# Short exercise
Update the entries, beginning at the line that has "486, 947, 508]" and stopping after the line that has "371, 250, 380]", by replacing "panel-label" with "subplot-label" and leaving everything else unchanged.

# Extracted entries
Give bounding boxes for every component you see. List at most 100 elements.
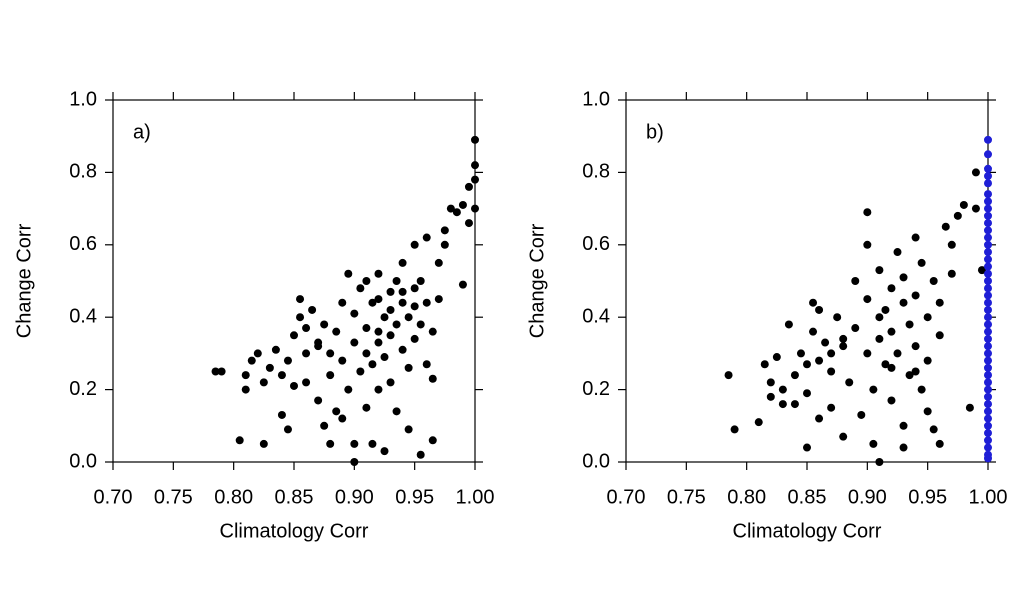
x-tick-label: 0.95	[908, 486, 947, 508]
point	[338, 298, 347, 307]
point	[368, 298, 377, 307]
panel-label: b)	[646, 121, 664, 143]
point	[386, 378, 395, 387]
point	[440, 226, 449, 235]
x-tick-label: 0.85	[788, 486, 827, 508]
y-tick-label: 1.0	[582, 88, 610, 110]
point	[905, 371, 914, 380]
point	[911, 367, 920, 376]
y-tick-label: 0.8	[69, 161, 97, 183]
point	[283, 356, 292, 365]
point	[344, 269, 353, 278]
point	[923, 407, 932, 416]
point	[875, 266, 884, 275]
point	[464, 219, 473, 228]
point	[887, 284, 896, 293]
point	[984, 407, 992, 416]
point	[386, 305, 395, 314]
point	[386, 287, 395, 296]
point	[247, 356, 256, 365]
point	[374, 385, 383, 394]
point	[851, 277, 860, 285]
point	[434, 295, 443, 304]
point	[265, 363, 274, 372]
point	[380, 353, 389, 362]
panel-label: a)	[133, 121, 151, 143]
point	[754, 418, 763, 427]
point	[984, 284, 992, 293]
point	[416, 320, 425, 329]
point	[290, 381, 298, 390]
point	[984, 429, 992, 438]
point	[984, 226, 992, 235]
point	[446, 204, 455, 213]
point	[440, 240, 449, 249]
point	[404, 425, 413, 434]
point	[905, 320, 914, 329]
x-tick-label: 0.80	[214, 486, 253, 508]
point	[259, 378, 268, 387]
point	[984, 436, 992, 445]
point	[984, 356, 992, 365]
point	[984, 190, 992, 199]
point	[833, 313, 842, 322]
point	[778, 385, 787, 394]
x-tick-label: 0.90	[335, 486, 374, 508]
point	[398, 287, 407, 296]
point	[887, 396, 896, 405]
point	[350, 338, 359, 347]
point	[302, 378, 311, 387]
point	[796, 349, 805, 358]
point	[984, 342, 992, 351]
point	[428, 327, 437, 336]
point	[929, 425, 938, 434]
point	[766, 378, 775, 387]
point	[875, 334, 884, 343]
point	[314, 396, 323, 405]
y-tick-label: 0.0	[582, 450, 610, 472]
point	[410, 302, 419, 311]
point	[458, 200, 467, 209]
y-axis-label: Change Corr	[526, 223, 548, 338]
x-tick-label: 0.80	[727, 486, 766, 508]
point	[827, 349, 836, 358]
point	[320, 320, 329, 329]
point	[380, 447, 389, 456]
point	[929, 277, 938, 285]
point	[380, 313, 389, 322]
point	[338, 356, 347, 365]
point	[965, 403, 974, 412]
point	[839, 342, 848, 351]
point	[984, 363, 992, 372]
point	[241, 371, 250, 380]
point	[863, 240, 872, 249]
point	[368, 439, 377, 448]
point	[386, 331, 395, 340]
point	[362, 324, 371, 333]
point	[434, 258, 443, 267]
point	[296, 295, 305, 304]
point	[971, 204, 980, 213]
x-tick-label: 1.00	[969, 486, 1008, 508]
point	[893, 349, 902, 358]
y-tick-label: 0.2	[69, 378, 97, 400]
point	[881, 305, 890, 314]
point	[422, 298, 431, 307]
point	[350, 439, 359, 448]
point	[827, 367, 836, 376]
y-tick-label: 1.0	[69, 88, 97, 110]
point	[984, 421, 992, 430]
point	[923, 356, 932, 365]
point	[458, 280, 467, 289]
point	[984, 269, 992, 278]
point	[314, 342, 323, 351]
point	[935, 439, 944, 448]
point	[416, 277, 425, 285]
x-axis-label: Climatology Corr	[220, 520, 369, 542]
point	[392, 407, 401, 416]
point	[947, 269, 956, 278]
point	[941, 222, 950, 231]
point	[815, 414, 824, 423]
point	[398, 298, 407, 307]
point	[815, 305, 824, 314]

# Answer to the task
x-tick-label: 0.95	[908, 486, 947, 508]
point	[338, 298, 347, 307]
point	[368, 298, 377, 307]
subplot-label: b)	[646, 121, 664, 143]
point	[386, 378, 395, 387]
point	[440, 226, 449, 235]
x-tick-label: 0.85	[788, 486, 827, 508]
y-tick-label: 1.0	[582, 88, 610, 110]
point	[905, 371, 914, 380]
point	[911, 367, 920, 376]
y-tick-label: 0.8	[69, 161, 97, 183]
point	[283, 356, 292, 365]
point	[344, 269, 353, 278]
point	[923, 407, 932, 416]
point	[875, 266, 884, 275]
point	[464, 219, 473, 228]
point	[887, 284, 896, 293]
point	[984, 407, 992, 416]
point	[386, 305, 395, 314]
point	[386, 287, 395, 296]
point	[247, 356, 256, 365]
point	[374, 385, 383, 394]
point	[851, 277, 860, 285]
point	[434, 295, 443, 304]
point	[265, 363, 274, 372]
point	[380, 353, 389, 362]
subplot-label: a)	[133, 121, 151, 143]
point	[754, 418, 763, 427]
point	[984, 284, 992, 293]
point	[416, 320, 425, 329]
point	[290, 381, 298, 390]
point	[984, 429, 992, 438]
point	[984, 226, 992, 235]
point	[446, 204, 455, 213]
point	[440, 240, 449, 249]
point	[404, 425, 413, 434]
point	[905, 320, 914, 329]
x-tick-label: 0.80	[214, 486, 253, 508]
point	[259, 378, 268, 387]
point	[984, 436, 992, 445]
point	[984, 356, 992, 365]
point	[984, 190, 992, 199]
point	[833, 313, 842, 322]
point	[778, 385, 787, 394]
x-tick-label: 0.90	[335, 486, 374, 508]
point	[398, 287, 407, 296]
point	[887, 396, 896, 405]
point	[350, 338, 359, 347]
point	[302, 378, 311, 387]
point	[796, 349, 805, 358]
point	[984, 342, 992, 351]
point	[428, 327, 437, 336]
point	[929, 425, 938, 434]
point	[766, 378, 775, 387]
point	[875, 334, 884, 343]
point	[314, 396, 323, 405]
y-tick-label: 0.0	[582, 450, 610, 472]
point	[410, 302, 419, 311]
point	[458, 200, 467, 209]
y-axis-label: Change Corr	[526, 223, 548, 338]
x-tick-label: 0.80	[727, 486, 766, 508]
point	[827, 349, 836, 358]
point	[320, 320, 329, 329]
point	[380, 447, 389, 456]
point	[929, 277, 938, 285]
point	[380, 313, 389, 322]
point	[338, 356, 347, 365]
point	[965, 403, 974, 412]
point	[839, 342, 848, 351]
point	[984, 363, 992, 372]
point	[241, 371, 250, 380]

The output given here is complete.